Set exercise:
Extract, without any change, the lines running from the start of the records through the line containing "hero-get-started-button[interactable]: Get Started", including both ends.

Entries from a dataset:

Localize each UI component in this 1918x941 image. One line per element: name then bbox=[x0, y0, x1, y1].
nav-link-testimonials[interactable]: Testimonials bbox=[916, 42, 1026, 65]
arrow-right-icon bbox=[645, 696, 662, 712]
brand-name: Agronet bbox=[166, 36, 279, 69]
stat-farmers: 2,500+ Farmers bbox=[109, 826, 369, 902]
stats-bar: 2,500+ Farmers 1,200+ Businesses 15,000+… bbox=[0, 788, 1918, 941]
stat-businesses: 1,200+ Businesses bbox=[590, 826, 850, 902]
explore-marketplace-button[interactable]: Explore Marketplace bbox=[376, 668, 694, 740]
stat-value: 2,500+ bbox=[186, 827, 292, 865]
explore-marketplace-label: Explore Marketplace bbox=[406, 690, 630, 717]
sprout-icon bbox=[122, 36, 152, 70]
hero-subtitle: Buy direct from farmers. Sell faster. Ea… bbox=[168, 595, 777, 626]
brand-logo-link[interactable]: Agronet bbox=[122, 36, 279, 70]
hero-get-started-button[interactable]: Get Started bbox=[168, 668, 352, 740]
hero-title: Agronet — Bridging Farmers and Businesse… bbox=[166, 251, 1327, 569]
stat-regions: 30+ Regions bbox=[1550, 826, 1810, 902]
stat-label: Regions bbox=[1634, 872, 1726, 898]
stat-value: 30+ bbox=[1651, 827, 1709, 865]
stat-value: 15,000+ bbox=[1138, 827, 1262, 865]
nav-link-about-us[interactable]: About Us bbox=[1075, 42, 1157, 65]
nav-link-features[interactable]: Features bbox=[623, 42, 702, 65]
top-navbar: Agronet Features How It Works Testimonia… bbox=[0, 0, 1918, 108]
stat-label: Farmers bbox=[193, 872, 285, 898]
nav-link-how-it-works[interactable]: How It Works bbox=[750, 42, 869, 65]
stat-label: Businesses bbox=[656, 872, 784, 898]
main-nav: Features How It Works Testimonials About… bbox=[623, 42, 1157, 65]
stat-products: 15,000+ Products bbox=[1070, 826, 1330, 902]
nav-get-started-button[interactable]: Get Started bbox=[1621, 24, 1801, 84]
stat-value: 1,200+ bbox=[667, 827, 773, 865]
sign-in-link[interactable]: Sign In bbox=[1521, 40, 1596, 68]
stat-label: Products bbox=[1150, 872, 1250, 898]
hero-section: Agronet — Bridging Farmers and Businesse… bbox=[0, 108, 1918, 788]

Response below:
Localize each UI component in this 1918x941 image. One line per element: name then bbox=[x0, y0, x1, y1].
nav-link-testimonials[interactable]: Testimonials bbox=[916, 42, 1026, 65]
arrow-right-icon bbox=[645, 696, 662, 712]
brand-name: Agronet bbox=[166, 36, 279, 69]
stat-farmers: 2,500+ Farmers bbox=[109, 826, 369, 902]
stats-bar: 2,500+ Farmers 1,200+ Businesses 15,000+… bbox=[0, 788, 1918, 941]
stat-businesses: 1,200+ Businesses bbox=[590, 826, 850, 902]
explore-marketplace-button[interactable]: Explore Marketplace bbox=[376, 668, 694, 740]
stat-value: 2,500+ bbox=[186, 827, 292, 865]
explore-marketplace-label: Explore Marketplace bbox=[406, 690, 630, 717]
sprout-icon bbox=[122, 36, 152, 70]
hero-subtitle: Buy direct from farmers. Sell faster. Ea… bbox=[168, 595, 777, 626]
brand-logo-link[interactable]: Agronet bbox=[122, 36, 279, 70]
hero-get-started-button[interactable]: Get Started bbox=[168, 668, 352, 740]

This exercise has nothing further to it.